• _WHAT THIS TASK INVOLVES_
State the number of lines that hold the string "Ethnographia", with nothing added.

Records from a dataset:
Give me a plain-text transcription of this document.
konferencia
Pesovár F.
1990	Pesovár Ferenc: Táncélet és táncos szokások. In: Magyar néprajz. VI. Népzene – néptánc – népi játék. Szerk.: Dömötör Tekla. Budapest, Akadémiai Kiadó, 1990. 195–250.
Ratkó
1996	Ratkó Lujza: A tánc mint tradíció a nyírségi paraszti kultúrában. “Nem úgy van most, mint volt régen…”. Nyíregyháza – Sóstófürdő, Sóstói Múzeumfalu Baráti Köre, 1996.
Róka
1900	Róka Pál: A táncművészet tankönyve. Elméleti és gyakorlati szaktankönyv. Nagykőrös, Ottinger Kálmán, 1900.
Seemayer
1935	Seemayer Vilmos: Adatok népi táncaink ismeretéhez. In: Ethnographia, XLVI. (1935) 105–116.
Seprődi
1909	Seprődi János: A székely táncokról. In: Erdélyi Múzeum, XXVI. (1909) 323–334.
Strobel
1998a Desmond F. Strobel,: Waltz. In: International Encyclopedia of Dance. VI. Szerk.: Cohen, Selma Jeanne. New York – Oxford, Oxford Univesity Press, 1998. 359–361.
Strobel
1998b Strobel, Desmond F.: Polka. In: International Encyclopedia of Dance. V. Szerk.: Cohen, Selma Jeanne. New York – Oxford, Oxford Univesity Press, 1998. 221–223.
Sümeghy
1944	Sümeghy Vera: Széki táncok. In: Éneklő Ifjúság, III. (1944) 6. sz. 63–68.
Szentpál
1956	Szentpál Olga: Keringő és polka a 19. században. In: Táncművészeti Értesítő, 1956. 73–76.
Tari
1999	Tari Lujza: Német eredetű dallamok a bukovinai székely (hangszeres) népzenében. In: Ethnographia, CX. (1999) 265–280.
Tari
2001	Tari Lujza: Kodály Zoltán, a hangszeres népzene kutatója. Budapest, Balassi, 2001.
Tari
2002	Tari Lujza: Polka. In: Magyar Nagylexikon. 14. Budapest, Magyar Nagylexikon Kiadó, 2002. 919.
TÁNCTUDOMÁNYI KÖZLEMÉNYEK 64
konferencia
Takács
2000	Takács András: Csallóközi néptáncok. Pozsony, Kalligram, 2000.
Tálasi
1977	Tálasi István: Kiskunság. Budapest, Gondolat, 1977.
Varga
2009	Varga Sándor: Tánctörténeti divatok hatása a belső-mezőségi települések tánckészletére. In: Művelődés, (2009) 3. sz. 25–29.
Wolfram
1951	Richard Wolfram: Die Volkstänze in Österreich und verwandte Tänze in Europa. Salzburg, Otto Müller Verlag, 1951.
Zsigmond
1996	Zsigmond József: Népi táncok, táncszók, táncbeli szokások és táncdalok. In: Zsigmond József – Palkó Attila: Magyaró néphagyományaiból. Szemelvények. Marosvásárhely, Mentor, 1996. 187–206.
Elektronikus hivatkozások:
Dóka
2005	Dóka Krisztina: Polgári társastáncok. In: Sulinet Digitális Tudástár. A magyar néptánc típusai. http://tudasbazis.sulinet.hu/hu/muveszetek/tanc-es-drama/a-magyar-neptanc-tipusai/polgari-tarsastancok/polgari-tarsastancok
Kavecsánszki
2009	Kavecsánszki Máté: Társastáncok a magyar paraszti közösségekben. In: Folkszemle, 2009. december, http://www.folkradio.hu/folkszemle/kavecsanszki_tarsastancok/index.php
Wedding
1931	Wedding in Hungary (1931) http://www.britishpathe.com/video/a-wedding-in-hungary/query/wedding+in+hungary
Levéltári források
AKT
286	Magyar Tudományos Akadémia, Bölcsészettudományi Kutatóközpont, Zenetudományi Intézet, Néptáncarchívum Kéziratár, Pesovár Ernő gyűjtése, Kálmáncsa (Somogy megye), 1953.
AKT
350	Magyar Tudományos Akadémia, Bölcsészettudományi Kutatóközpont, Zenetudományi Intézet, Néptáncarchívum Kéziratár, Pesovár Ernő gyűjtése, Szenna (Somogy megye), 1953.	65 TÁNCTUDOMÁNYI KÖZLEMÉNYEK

• _CORRECT RESPONSE_
2